§ What this task involves
Scan the listing below. Report each line that includes "trình".

§ Supplied data
___
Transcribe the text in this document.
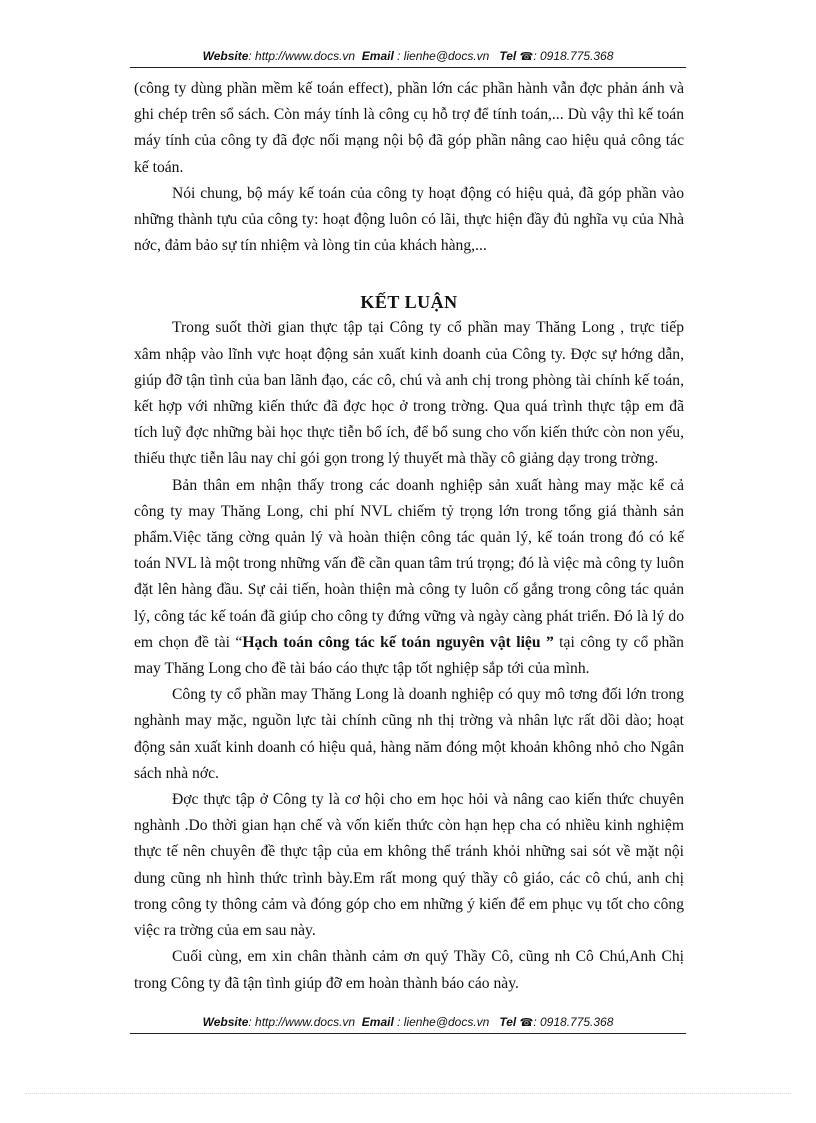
Website: http://www.docs.vn Email : lienhe@docs.vn Tel ☎: 0918.775.368

(công ty dùng phần mềm kế toán effect), phần lớn các phần hành vẫn đợc phản ánh và ghi chép trên sổ sách. Còn máy tính là công cụ hỗ trợ để tính toán,... Dù vậy thì kế toán máy tính của công ty đã đợc nối mạng nội bộ đã góp phần nâng cao hiệu quả công tác kế toán.

Nói chung, bộ máy kế toán của công ty hoạt động có hiệu quả, đã góp phần vào những thành tựu của công ty: hoạt động luôn có lãi, thực hiện đầy đủ nghĩa vụ của Nhà nớc, đảm bảo sự tín nhiệm và lòng tin của khách hàng,...

KẾT LUẬN

Trong suốt thời gian thực tập tại Công ty cổ phần may Thăng Long , trực tiếp xâm nhập vào lĩnh vực hoạt động sản xuất kinh doanh của Công ty. Đợc sự hớng dẫn, giúp đỡ tận tình của ban lãnh đạo, các cô, chú và anh chị trong phòng tài chính kế toán, kết hợp với những kiến thức đã đợc học ở trong trờng. Qua quá trình thực tập em đã tích luỹ đợc những bài học thực tiễn bổ ích, để bổ sung cho vốn kiến thức còn non yếu, thiếu thực tiễn lâu nay chỉ gói gọn trong lý thuyết mà thầy cô giảng dạy trong trờng.

Bản thân em nhận thấy trong các doanh nghiệp sản xuất hàng may mặc kể cả công ty may Thăng Long, chi phí NVL chiếm tỷ trọng lớn trong tổng giá thành sản phẩm.Việc tăng cờng quản lý và hoàn thiện công tác quản lý, kế toán trong đó có kế toán NVL là một trong những vấn đề cần quan tâm trú trọng; đó là việc mà công ty luôn đặt lên hàng đầu. Sự cải tiến, hoàn thiện mà công ty luôn cố gắng trong công tác quản lý, công tác kế toán đã giúp cho công ty đứng vững và ngày càng phát triển. Đó là lý do em chọn đề tài “Hạch toán công tác kế toán nguyên vật liệu ” tại công ty cổ phần may Thăng Long cho đề tài báo cáo thực tập tốt nghiệp sắp tới của mình.

Công ty cổ phần may Thăng Long là doanh nghiệp có quy mô tơng đối lớn trong nghành may mặc, nguồn lực tài chính cũng nh thị trờng và nhân lực rất dồi dào; hoạt động sản xuất kinh doanh có hiệu quả, hàng năm đóng một khoản không nhỏ cho Ngân sách nhà nớc.

Đợc thực tập ở Công ty là cơ hội cho em học hỏi và nâng cao kiến thức chuyên nghành .Do thời gian hạn chế và vốn kiến thức còn hạn hẹp cha có nhiều kinh nghiệm thực tế nên chuyên đề thực tập của em không thể tránh khỏi những sai sót về mặt nội dung cũng nh hình thức trình bày.Em rất mong quý thầy cô giáo, các cô chú, anh chị trong công ty thông cảm và đóng góp cho em những ý kiến để em phục vụ tốt cho công việc ra trờng của em sau này.

Cuối cùng, em xin chân thành cảm ơn quý Thầy Cô, cũng nh Cô Chú,Anh Chị trong Công ty đã tận tình giúp đỡ em hoàn thành báo cáo này.

Website: http://www.docs.vn Email : lienhe@docs.vn Tel ☎: 0918.775.368
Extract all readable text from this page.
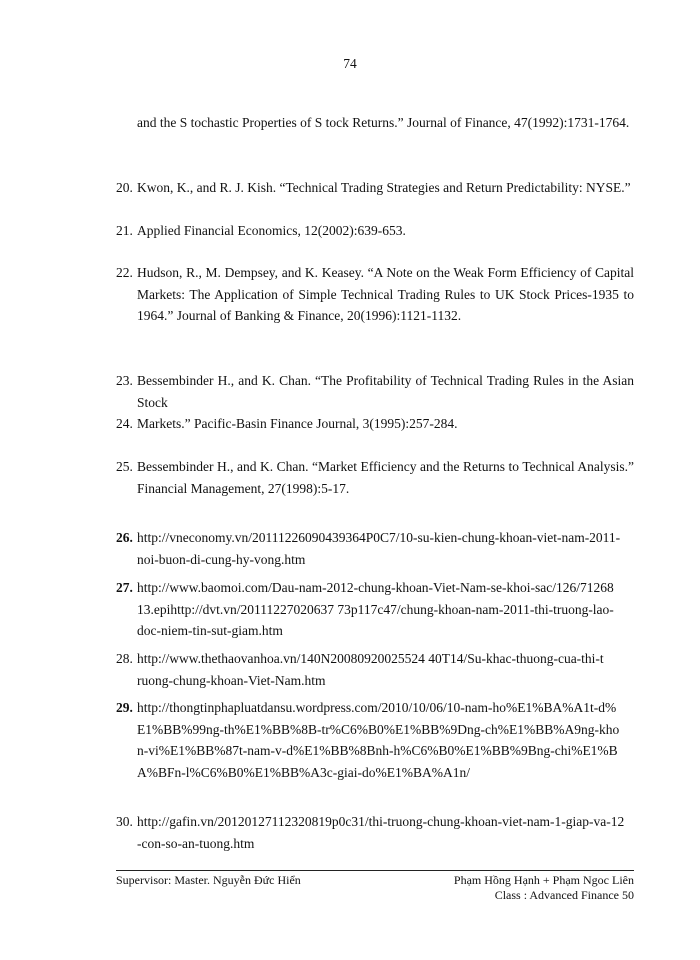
74
and the S tochastic Properties of S tock Returns.” Journal of Finance, 47(1992):1731-1764.
20. Kwon, K., and R. J. Kish. “Technical Trading Strategies and Return Predictability: NYSE.”
21. Applied Financial Economics, 12(2002):639-653.
22. Hudson, R., M. Dempsey, and K. Keasey. “A Note on the Weak Form Efficiency of Capital Markets: The Application of Simple Technical Trading Rules to UK Stock Prices-1935 to 1964.” Journal of Banking & Finance, 20(1996):1121-1132.
23. Bessembinder H., and K. Chan. “The Profitability of Technical Trading Rules in the Asian Stock
24. Markets.” Pacific-Basin Finance Journal, 3(1995):257-284.
25. Bessembinder H., and K. Chan. “Market Efficiency and the Returns to Technical Analysis.” Financial Management, 27(1998):5-17.
26. http://vneconomy.vn/20111226090439364P0C7/10-su-kien-chung-khoan-viet-nam-2011-noi-buon-di-cung-hy-vong.htm
27. http://www.baomoi.com/Dau-nam-2012-chung-khoan-Viet-Nam-se-khoi-sac/126/7126813.epihttp://dvt.vn/20111227020637 73p117c47/chung-khoan-nam-2011-thi-truong-lao-doc-niem-tin-sut-giam.htm
28. http://www.thethaovanhoa.vn/140N20080920025524 40T14/Su-khac-thuong-cua-thi-truong-chung-khoan-Viet-Nam.htm
29. http://thongtinphapluatdansu.wordpress.com/2010/10/06/10-nam-ho%E1%BA%A1t-d%E1%BB%99ng-th%E1%BB%8B-tr%C6%B0%E1%BB%9Dng-ch%E1%BB%A9ng-khon-vi%E1%BB%87t-nam-v-d%E1%BB%8Bnh-h%C6%B0%E1%BB%9Bng-chi%E1%BA%BFn-l%C6%B0%E1%BB%A3c-giai-do%E1%BA%A1n/
30. http://gafin.vn/20120127112320819p0c31/thi-truong-chung-khoan-viet-nam-1-giap-va-12-con-so-an-tuong.htm
Supervisor: Master. Nguyễn Đức Hiển	Phạm Hồng Hạnh + Phạm Ngoc Liên
Class : Advanced Finance 50
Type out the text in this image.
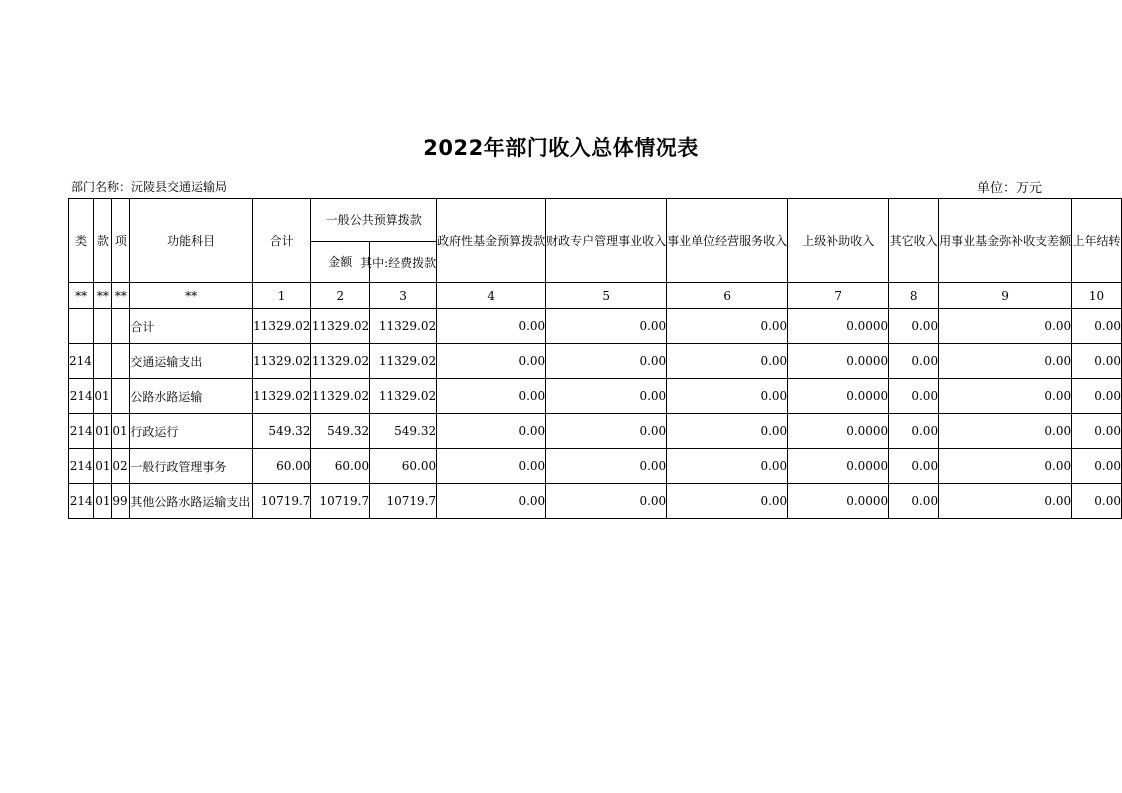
2022年部门收入总体情况表
部门名称：沅陵县交通运输局	单位：万元
类	款	项	功能科目	合计	一般公共预算拨款		政府性基金预算拨款	财政专户管理事业收入	事业单位经营服务收入	上级补助收入	其它收入	用事业基金弥补收支差额	上年结转
					金额	其中:经费拨款							
**	**	**	**	1	2	3	4	5	6	7	8	9	10
			合计	11329.02	11329.02	11329.02	0.00	0.00	0.00	0.0000	0.00	0.00	0.00
214			交通运输支出	11329.02	11329.02	11329.02	0.00	0.00	0.00	0.0000	0.00	0.00	0.00
214	01		公路水路运输	11329.02	11329.02	11329.02	0.00	0.00	0.00	0.0000	0.00	0.00	0.00
214	01	01	行政运行	549.32	549.32	549.32	0.00	0.00	0.00	0.0000	0.00	0.00	0.00
214	01	02	一般行政管理事务	60.00	60.00	60.00	0.00	0.00	0.00	0.0000	0.00	0.00	0.00
214	01	99	其他公路水路运输支出	10719.7	10719.7	10719.7	0.00	0.00	0.00	0.0000	0.00	0.00	0.00
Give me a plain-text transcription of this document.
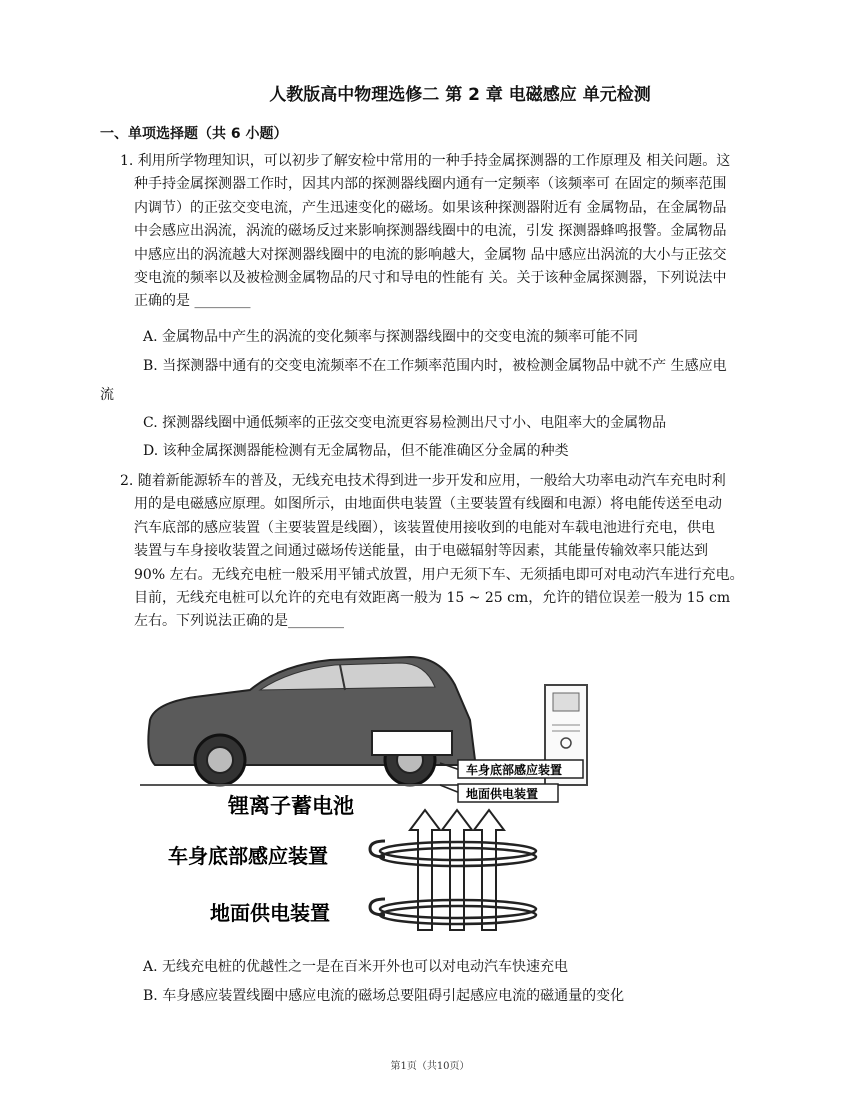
人教版高中物理选修二 第 2 章 电磁感应 单元检测
一、单项选择题（共 6 小题）
1. 利用所学物理知识，可以初步了解安检中常用的一种手持金属探测器的工作原理及 相关问题。这
种手持金属探测器工作时，因其内部的探测器线圈内通有一定频率（该频率可 在固定的频率范围
内调节）的正弦交变电流，产生迅速变化的磁场。如果该种探测器附近有 金属物品，在金属物品
中会感应出涡流，涡流的磁场反过来影响探测器线圈中的电流，引发 探测器蜂鸣报警。金属物品
中感应出的涡流越大对探测器线圈中的电流的影响越大，金属物 品中感应出涡流的大小与正弦交
变电流的频率以及被检测金属物品的尺寸和导电的性能有 关。关于该种金属探测器，下列说法中
正确的是 ________
A. 金属物品中产生的涡流的变化频率与探测器线圈中的交变电流的频率可能不同
B. 当探测器中通有的交变电流频率不在工作频率范围内时，被检测金属物品中就不产 生感应电
流
C. 探测器线圈中通低频率的正弦交变电流更容易检测出尺寸小、电阻率大的金属物品
D. 该种金属探测器能检测有无金属物品，但不能准确区分金属的种类
2. 随着新能源轿车的普及，无线充电技术得到进一步开发和应用，一般给大功率电动汽车充电时利
用的是电磁感应原理。如图所示，由地面供电装置（主要装置有线圈和电源）将电能传送至电动
汽车底部的感应装置（主要装置是线圈），该装置使用接收到的电能对车载电池进行充电，供电
装置与车身接收装置之间通过磁场传送能量，由于电磁辐射等因素，其能量传输效率只能达到
90% 左右。无线充电桩一般采用平铺式放置，用户无须下车、无须插电即可对电动汽车进行充电。
目前，无线充电桩可以允许的充电有效距离一般为 15 ~ 25 cm，允许的错位误差一般为 15 cm
左右。下列说法正确的是________
车身底部感应装置
地面供电装置
锂离子蓄电池
车身底部感应装置
地面供电装置
A. 无线充电桩的优越性之一是在百米开外也可以对电动汽车快速充电
B. 车身感应装置线圈中感应电流的磁场总要阻碍引起感应电流的磁通量的变化
第1页（共10页）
___
§ Result
Trong suốt thời gian thực tập tại Công ty cổ phần may Thăng Long , trực tiếp xâm nhập vào lĩnh vực hoạt động sản xuất kinh doanh của Công ty. Đợc sự hớng dẫn, giúp đỡ tận tình của ban lãnh đạo, các cô, chú và anh chị trong phòng tài chính kế toán, kết hợp với những kiến thức đã đợc học ở trong trờng. Qua quá trình thực tập em đã tích luỹ đợc những bài học thực tiễn bổ ích, để bổ sung cho vốn kiến thức còn non yếu, thiếu thực tiễn lâu nay chỉ gói gọn trong lý thuyết mà thầy cô giảng dạy trong trờng.
Đợc thực tập ở Công ty là cơ hội cho em học hỏi và nâng cao kiến thức chuyên nghành .Do thời gian hạn chế và vốn kiến thức còn hạn hẹp cha có nhiều kinh nghiệm thực tế nên chuyên đề thực tập của em không thể tránh khỏi những sai sót về mặt nội dung cũng nh hình thức trình bày.Em rất mong quý thầy cô giáo, các cô chú, anh chị trong công ty thông cảm và đóng góp cho em những ý kiến để em phục vụ tốt cho công việc ra trờng của em sau này.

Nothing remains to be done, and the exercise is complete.